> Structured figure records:
____
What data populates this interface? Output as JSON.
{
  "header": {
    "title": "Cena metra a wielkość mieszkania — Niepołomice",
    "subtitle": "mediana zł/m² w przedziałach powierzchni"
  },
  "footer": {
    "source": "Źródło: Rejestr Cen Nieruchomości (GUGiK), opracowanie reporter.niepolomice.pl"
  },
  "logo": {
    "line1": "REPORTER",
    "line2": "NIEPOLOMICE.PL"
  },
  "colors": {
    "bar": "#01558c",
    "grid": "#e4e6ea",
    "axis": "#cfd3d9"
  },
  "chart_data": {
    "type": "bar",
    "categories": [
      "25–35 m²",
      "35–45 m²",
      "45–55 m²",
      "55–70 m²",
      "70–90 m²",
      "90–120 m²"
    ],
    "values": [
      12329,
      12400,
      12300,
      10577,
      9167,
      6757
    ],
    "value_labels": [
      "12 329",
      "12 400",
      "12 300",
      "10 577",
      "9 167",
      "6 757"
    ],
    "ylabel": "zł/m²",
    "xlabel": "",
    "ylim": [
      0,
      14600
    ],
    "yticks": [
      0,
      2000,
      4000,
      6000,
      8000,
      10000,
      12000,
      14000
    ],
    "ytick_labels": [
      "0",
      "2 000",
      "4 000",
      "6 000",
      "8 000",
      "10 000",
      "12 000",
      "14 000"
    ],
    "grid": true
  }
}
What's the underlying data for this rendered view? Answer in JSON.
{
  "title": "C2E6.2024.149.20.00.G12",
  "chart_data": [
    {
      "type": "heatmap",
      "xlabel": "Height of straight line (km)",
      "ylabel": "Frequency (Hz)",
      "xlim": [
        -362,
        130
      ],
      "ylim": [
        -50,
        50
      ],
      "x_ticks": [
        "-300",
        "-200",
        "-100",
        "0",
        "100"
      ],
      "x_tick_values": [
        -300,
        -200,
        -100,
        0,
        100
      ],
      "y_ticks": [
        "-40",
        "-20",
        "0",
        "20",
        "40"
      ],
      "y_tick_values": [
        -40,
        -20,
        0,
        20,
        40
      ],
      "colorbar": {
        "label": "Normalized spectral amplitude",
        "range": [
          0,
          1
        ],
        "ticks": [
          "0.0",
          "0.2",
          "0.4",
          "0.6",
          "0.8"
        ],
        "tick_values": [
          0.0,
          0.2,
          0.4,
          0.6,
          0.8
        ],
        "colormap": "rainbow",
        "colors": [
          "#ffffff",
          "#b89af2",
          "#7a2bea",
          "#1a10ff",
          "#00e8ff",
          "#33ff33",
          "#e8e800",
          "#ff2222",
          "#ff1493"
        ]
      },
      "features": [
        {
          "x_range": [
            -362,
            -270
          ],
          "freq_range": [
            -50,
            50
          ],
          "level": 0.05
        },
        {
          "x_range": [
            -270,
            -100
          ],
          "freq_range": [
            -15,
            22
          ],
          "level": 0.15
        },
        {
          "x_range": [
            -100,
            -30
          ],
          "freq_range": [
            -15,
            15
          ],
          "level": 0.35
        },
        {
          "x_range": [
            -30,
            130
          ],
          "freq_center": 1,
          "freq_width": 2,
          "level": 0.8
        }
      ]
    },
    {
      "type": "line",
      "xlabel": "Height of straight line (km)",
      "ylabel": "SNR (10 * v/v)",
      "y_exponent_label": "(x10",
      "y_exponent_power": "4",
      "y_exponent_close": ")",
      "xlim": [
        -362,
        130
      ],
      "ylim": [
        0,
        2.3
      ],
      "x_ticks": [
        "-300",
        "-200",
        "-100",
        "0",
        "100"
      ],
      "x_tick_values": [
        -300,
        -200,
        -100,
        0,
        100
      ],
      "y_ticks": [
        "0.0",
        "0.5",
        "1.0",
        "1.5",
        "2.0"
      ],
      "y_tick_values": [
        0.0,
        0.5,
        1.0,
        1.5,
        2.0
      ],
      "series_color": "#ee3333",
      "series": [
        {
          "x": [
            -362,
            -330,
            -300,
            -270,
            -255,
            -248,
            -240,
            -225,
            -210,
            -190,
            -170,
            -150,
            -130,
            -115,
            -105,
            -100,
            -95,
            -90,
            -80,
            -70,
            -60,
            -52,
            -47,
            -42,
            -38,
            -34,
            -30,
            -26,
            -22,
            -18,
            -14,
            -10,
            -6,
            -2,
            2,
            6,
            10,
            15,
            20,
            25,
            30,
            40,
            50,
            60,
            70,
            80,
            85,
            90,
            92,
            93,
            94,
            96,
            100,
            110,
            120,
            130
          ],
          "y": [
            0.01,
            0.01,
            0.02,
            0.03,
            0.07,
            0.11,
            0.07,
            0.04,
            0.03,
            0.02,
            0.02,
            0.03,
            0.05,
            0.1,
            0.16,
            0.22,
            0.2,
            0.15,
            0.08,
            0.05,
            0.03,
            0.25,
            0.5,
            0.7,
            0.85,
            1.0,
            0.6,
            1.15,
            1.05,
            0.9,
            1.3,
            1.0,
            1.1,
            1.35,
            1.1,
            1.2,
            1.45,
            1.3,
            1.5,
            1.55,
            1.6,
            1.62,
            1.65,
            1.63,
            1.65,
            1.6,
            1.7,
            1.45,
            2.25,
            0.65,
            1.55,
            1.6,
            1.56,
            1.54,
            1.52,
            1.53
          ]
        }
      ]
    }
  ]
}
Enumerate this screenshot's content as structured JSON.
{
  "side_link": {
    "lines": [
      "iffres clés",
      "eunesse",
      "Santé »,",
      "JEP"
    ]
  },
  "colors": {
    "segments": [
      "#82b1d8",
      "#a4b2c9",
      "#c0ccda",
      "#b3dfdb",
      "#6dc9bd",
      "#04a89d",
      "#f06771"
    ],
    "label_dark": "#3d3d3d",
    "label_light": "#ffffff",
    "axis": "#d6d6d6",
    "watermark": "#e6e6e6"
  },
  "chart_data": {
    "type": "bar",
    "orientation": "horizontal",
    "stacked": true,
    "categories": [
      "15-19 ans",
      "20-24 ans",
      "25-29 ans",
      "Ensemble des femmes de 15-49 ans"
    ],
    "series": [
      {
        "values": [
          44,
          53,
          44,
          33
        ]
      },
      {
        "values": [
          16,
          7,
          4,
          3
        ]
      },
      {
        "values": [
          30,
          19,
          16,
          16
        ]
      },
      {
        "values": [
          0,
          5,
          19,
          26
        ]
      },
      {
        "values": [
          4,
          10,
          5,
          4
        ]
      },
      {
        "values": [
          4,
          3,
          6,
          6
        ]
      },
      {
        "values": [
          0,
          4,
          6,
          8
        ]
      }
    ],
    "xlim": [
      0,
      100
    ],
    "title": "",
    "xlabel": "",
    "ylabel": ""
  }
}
____
Transcribe the data. Leave every line exactly as it is.

What data populates this interface? Output as JSON.
{
  "header": {
    "title": "Cena metra a wielkość mieszkania — Niepołomice",
    "subtitle": "mediana zł/m² w przedziałach powierzchni"
  },
  "footer": {
    "source": "Źródło: Rejestr Cen Nieruchomości (GUGiK), opracowanie reporter.niepolomice.pl"
  },
  "logo": {
    "line1": "REPORTER",
    "line2": "NIEPOLOMICE.PL"
  },
  "colors": {
    "bar": "#01558c",
    "grid": "#e4e6ea",
    "axis": "#cfd3d9"
  },
  "chart_data": {
    "type": "bar",
    "categories": [
      "25–35 m²",
      "35–45 m²",
      "45–55 m²",
      "55–70 m²",
      "70–90 m²",
      "90–120 m²"
    ],
    "values": [
      12329,
      12400,
      12300,
      10577,
      9167,
      6757
    ],
    "value_labels": [
      "12 329",
      "12 400",
      "12 300",
      "10 577",
      "9 167",
      "6 757"
    ],
    "ylabel": "zł/m²",
    "xlabel": "",
    "ylim": [
      0,
      14600
    ],
    "yticks": [
      0,
      2000,
      4000,
      6000,
      8000,
      10000,
      12000,
      14000
    ],
    "ytick_labels": [
      "0",
      "2 000",
      "4 000",
      "6 000",
      "8 000",
      "10 000",
      "12 000",
      "14 000"
    ],
    "grid": true
  }
}
What's the underlying data for this rendered view? Answer in JSON.
{
  "title": "C2E6.2024.149.20.00.G12",
  "chart_data": [
    {
      "type": "heatmap",
      "xlabel": "Height of straight line (km)",
      "ylabel": "Frequency (Hz)",
      "xlim": [
        -362,
        130
      ],
      "ylim": [
        -50,
        50
      ],
      "x_ticks": [
        "-300",
        "-200",
        "-100",
        "0",
        "100"
      ],
      "x_tick_values": [
        -300,
        -200,
        -100,
        0,
        100
      ],
      "y_ticks": [
        "-40",
        "-20",
        "0",
        "20",
        "40"
      ],
      "y_tick_values": [
        -40,
        -20,
        0,
        20,
        40
      ],
      "colorbar": {
        "label": "Normalized spectral amplitude",
        "range": [
          0,
          1
        ],
        "ticks": [
          "0.0",
          "0.2",
          "0.4",
          "0.6",
          "0.8"
        ],
        "tick_values": [
          0.0,
          0.2,
          0.4,
          0.6,
          0.8
        ],
        "colormap": "rainbow",
        "colors": [
          "#ffffff",
          "#b89af2",
          "#7a2bea",
          "#1a10ff",
          "#00e8ff",
          "#33ff33",
          "#e8e800",
          "#ff2222",
          "#ff1493"
        ]
      },
      "features": [
        {
          "x_range": [
            -362,
            -270
          ],
          "freq_range": [
            -50,
            50
          ],
          "level": 0.05
        },
        {
          "x_range": [
            -270,
            -100
          ],
          "freq_range": [
            -15,
            22
          ],
          "level": 0.15
        },
        {
          "x_range": [
            -100,
            -30
          ],
          "freq_range": [
            -15,
            15
          ],
          "level": 0.35
        },
        {
          "x_range": [
            -30,
            130
          ],
          "freq_center": 1,
          "freq_width": 2,
          "level": 0.8
        }
      ]
    },
    {
      "type": "line",
      "xlabel": "Height of straight line (km)",
      "ylabel": "SNR (10 * v/v)",
      "y_exponent_label": "(x10",
      "y_exponent_power": "4",
      "y_exponent_close": ")",
      "xlim": [
        -362,
        130
      ],
      "ylim": [
        0,
        2.3
      ],
      "x_ticks": [
        "-300",
        "-200",
        "-100",
        "0",
        "100"
      ],
      "x_tick_values": [
        -300,
        -200,
        -100,
        0,
        100
      ],
      "y_ticks": [
        "0.0",
        "0.5",
        "1.0",
        "1.5",
        "2.0"
      ],
      "y_tick_values": [
        0.0,
        0.5,
        1.0,
        1.5,
        2.0
      ],
      "series_color": "#ee3333",
      "series": [
        {
          "x": [
            -362,
            -330,
            -300,
            -270,
            -255,
            -248,
            -240,
            -225,
            -210,
            -190,
            -170,
            -150,
            -130,
            -115,
            -105,
            -100,
            -95,
            -90,
            -80,
            -70,
            -60,
            -52,
            -47,
            -42,
            -38,
            -34,
            -30,
            -26,
            -22,
            -18,
            -14,
            -10,
            -6,
            -2,
            2,
            6,
            10,
            15,
            20,
            25,
            30,
            40,
            50,
            60,
            70,
            80,
            85,
            90,
            92,
            93,
            94,
            96,
            100,
            110,
            120,
            130
          ],
          "y": [
            0.01,
            0.01,
            0.02,
            0.03,
            0.07,
            0.11,
            0.07,
            0.04,
            0.03,
            0.02,
            0.02,
            0.03,
            0.05,
            0.1,
            0.16,
            0.22,
            0.2,
            0.15,
            0.08,
            0.05,
            0.03,
            0.25,
            0.5,
            0.7,
            0.85,
            1.0,
            0.6,
            1.15,
            1.05,
            0.9,
            1.3,
            1.0,
            1.1,
            1.35,
            1.1,
            1.2,
            1.45,
            1.3,
            1.5,
            1.55,
            1.6,
            1.62,
            1.65,
            1.63,
            1.65,
            1.6,
            1.7,
            1.45,
            2.25,
            0.65,
            1.55,
            1.6,
            1.56,
            1.54,
            1.52,
            1.53
          ]
        }
      ]
    }
  ]
}
Enumerate this screenshot's content as structured JSON.
{
  "side_link": {
    "lines": [
      "iffres clés",
      "eunesse",
      "Santé »,",
      "JEP"
    ]
  },
  "colors": {
    "segments": [
      "#82b1d8",
      "#a4b2c9",
      "#c0ccda",
      "#b3dfdb",
      "#6dc9bd",
      "#04a89d",
      "#f06771"
    ],
    "label_dark": "#3d3d3d",
    "label_light": "#ffffff",
    "axis": "#d6d6d6",
    "watermark": "#e6e6e6"
  },
  "chart_data": {
    "type": "bar",
    "orientation": "horizontal",
    "stacked": true,
    "categories": [
      "15-19 ans",
      "20-24 ans",
      "25-29 ans",
      "Ensemble des femmes de 15-49 ans"
    ],
    "series": [
      {
        "values": [
          44,
          53,
          44,
          33
        ]
      },
      {
        "values": [
          16,
          7,
          4,
          3
        ]
      },
      {
        "values": [
          30,
          19,
          16,
          16
        ]
      },
      {
        "values": [
          0,
          5,
          19,
          26
        ]
      },
      {
        "values": [
          4,
          10,
          5,
          4
        ]
      },
      {
        "values": [
          4,
          3,
          6,
          6
        ]
      },
      {
        "values": [
          0,
          4,
          6,
          8
        ]
      }
    ],
    "xlim": [
      0,
      100
    ],
    "title": "",
    "xlabel": "",
    "ylabel": ""
  }
}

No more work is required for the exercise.